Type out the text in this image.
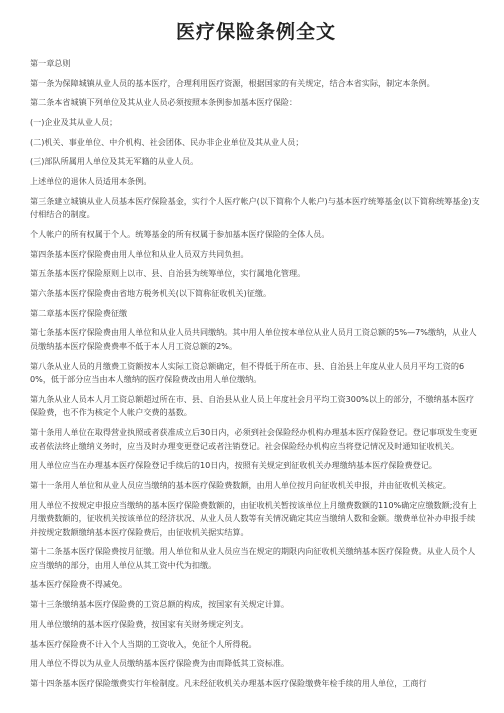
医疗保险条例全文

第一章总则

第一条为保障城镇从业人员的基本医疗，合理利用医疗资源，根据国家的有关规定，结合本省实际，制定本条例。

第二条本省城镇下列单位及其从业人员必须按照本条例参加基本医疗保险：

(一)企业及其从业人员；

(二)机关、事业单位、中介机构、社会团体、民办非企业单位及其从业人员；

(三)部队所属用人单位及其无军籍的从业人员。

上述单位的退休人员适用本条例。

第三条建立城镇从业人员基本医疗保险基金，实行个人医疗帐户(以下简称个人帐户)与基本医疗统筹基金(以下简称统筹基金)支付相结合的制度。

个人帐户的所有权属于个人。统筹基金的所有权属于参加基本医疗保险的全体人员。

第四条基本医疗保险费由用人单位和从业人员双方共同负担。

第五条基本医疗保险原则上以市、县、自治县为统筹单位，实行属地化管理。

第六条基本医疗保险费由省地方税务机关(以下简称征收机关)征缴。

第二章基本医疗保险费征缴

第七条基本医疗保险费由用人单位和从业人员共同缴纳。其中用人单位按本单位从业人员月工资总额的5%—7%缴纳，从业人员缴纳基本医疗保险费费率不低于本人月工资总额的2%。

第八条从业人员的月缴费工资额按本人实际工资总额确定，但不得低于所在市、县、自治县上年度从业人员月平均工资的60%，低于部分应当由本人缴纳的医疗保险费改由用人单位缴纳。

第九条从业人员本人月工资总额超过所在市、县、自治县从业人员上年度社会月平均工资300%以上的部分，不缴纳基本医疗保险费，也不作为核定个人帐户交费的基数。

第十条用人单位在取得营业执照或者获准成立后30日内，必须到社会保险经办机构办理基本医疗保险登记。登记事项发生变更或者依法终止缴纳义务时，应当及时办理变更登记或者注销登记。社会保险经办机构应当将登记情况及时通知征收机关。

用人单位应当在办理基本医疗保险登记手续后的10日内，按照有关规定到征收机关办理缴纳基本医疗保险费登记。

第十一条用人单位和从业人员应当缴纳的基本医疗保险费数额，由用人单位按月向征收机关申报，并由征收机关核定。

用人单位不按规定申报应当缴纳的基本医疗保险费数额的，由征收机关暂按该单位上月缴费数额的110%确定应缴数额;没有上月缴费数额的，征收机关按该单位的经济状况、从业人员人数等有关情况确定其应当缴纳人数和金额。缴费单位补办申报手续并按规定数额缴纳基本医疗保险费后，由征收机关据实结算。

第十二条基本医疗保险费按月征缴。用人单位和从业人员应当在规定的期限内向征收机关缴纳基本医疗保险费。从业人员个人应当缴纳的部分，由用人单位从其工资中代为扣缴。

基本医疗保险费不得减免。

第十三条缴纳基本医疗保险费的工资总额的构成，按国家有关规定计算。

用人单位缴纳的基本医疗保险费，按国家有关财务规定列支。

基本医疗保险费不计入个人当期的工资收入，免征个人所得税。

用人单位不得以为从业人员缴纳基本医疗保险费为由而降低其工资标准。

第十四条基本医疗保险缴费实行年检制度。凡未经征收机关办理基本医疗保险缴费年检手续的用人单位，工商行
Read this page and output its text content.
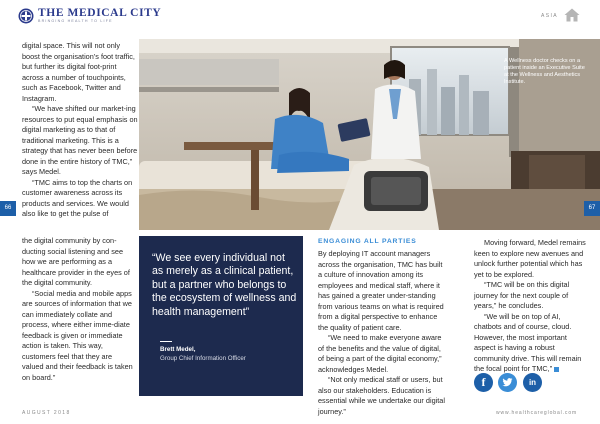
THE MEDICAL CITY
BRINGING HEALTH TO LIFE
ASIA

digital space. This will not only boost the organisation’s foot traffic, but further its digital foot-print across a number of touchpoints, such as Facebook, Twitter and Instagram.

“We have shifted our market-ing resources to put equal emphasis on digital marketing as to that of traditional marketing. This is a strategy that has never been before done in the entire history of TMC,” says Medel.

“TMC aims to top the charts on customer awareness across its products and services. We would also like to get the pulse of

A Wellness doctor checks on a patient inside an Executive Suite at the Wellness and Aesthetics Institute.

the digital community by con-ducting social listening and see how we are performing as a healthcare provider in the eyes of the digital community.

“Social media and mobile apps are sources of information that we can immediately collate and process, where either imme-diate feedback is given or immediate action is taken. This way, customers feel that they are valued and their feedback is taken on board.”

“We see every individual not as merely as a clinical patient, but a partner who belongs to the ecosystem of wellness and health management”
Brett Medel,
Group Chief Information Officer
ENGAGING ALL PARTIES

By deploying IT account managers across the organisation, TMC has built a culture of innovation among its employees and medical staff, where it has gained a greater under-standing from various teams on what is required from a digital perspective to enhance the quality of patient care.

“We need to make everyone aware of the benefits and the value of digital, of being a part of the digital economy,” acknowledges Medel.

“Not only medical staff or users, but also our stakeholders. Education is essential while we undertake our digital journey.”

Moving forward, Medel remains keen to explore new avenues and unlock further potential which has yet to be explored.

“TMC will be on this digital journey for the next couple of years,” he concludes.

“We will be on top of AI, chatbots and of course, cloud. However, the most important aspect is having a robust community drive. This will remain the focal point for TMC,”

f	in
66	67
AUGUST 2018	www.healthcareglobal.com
---
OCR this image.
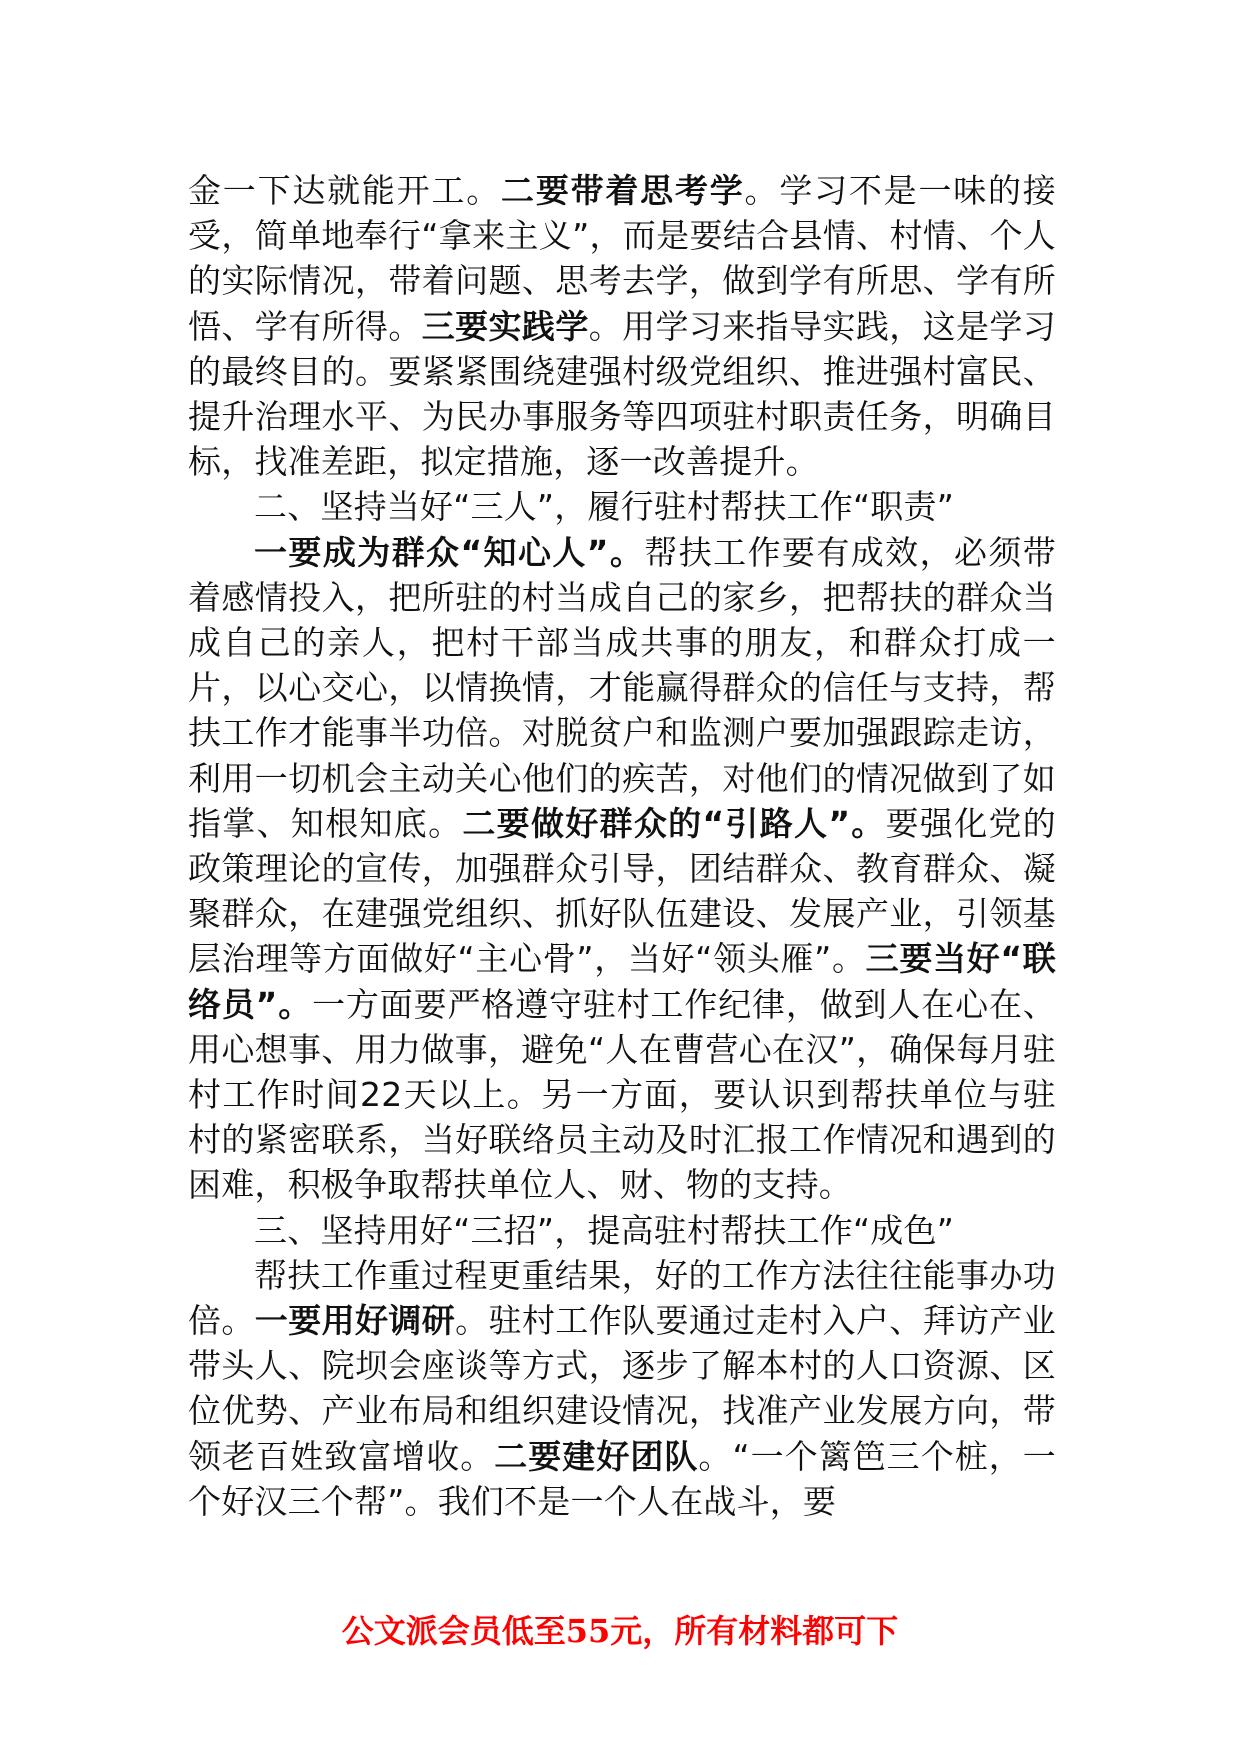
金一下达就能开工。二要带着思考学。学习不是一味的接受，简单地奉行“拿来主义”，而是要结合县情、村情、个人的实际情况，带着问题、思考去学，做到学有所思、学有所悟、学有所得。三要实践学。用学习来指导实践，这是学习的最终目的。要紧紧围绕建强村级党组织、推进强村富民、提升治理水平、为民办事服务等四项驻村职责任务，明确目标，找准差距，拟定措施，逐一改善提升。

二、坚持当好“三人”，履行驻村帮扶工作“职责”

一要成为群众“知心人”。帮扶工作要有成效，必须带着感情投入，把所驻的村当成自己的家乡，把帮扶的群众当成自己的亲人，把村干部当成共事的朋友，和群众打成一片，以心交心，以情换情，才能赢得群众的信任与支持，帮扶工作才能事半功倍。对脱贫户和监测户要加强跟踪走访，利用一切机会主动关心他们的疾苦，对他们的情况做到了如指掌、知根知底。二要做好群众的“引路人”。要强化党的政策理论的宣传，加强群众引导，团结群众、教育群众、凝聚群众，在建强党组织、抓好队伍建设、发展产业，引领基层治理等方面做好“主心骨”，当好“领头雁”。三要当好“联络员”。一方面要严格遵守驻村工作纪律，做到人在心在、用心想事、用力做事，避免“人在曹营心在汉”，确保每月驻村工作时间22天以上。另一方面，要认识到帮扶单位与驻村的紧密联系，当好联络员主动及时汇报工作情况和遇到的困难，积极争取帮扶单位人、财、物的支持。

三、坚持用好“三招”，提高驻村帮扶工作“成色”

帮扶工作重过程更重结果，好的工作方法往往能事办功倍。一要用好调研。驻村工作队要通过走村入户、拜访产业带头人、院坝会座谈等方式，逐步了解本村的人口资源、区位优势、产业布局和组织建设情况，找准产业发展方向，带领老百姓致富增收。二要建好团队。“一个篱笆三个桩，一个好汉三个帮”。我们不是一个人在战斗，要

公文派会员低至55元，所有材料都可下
* * *
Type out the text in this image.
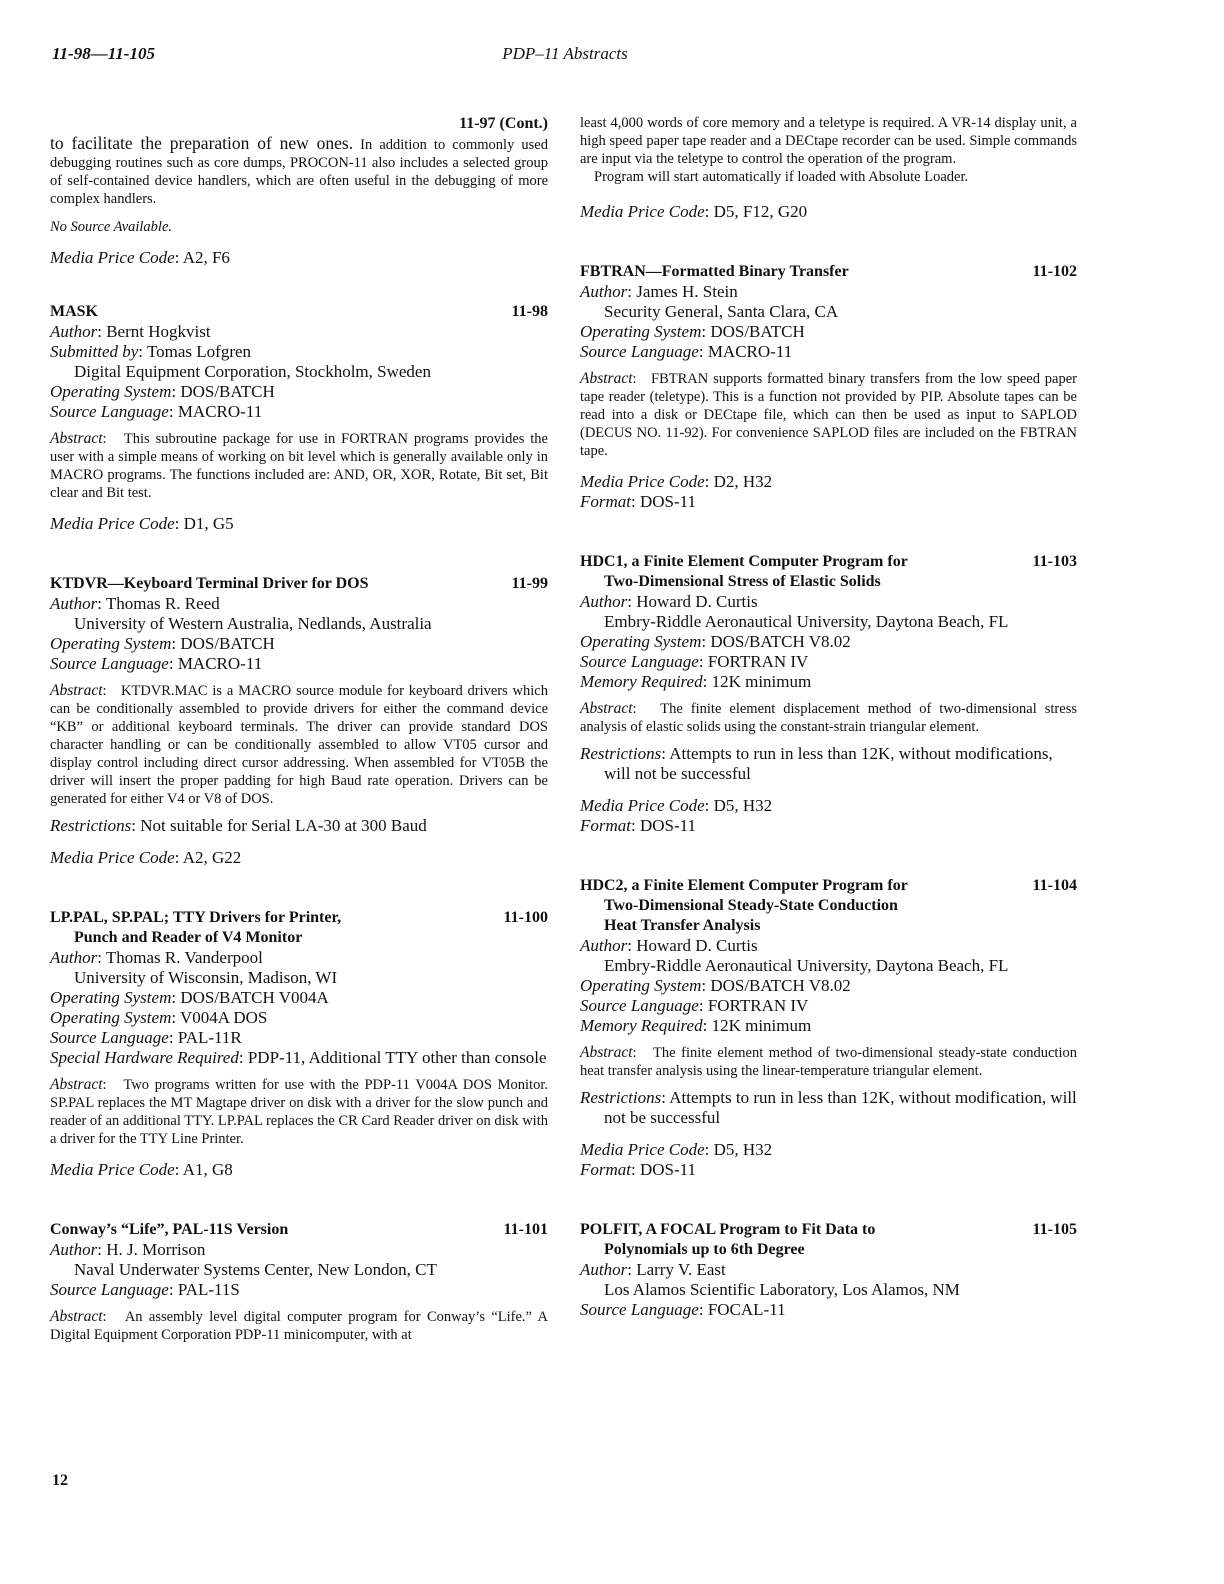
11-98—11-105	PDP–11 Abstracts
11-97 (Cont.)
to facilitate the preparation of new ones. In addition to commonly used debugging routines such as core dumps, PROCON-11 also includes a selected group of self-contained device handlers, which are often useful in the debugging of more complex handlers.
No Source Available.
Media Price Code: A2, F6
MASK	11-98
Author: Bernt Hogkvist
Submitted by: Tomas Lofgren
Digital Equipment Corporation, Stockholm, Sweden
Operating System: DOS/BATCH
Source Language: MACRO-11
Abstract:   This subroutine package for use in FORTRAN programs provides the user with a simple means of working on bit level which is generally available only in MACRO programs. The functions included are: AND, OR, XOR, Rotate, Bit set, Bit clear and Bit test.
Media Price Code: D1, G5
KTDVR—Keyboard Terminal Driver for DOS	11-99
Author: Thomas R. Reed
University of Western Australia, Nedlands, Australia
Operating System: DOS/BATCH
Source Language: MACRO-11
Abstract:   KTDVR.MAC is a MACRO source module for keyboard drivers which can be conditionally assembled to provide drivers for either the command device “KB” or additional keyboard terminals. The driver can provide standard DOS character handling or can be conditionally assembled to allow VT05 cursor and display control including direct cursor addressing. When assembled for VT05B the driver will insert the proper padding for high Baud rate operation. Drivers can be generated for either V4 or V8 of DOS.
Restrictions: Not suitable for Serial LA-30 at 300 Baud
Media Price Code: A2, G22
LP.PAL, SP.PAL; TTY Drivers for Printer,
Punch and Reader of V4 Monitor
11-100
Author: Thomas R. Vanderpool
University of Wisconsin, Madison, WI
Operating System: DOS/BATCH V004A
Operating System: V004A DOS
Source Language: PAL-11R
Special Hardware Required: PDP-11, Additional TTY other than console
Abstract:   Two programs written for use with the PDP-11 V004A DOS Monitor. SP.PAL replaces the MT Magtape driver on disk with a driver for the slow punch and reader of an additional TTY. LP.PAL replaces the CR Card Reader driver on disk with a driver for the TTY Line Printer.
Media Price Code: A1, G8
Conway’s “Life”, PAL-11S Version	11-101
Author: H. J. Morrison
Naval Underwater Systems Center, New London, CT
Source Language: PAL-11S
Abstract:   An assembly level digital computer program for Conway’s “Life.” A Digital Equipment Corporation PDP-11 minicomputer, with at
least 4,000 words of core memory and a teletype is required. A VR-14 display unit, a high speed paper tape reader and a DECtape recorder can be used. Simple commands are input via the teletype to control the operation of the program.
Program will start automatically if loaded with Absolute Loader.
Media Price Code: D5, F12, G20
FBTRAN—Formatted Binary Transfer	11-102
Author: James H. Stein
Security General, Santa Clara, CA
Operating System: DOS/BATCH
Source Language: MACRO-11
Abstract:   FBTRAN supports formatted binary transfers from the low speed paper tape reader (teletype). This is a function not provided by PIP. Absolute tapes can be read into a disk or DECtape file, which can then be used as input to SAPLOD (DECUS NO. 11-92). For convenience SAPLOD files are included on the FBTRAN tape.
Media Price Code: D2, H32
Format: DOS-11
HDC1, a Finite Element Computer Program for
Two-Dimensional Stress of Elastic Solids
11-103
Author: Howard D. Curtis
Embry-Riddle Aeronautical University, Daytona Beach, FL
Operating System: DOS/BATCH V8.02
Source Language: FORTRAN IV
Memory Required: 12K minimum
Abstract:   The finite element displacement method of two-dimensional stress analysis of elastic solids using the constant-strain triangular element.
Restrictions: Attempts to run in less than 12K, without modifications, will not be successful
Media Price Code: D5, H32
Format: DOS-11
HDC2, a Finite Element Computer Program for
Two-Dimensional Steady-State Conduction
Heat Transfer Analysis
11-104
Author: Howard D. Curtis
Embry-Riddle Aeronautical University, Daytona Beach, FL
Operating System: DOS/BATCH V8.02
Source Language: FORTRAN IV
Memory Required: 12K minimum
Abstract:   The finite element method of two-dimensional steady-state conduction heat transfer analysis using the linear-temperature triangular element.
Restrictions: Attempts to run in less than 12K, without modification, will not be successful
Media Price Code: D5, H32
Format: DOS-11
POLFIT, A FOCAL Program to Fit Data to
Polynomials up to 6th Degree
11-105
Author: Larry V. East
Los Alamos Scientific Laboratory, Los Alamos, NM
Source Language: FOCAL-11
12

_Directions for this task_
Find "organisation". Copy every line it occurs in.

_Solution for this problem_
digital space. This will not only boost the organisation’s foot traffic, but further its digital foot-print across a number of touchpoints, such as Facebook, Twitter and Instagram.
By deploying IT account managers across the organisation, TMC has built a culture of innovation among its employees and medical staff, where it has gained a greater under-standing from various teams on what is required from a digital perspective to enhance the quality of patient care.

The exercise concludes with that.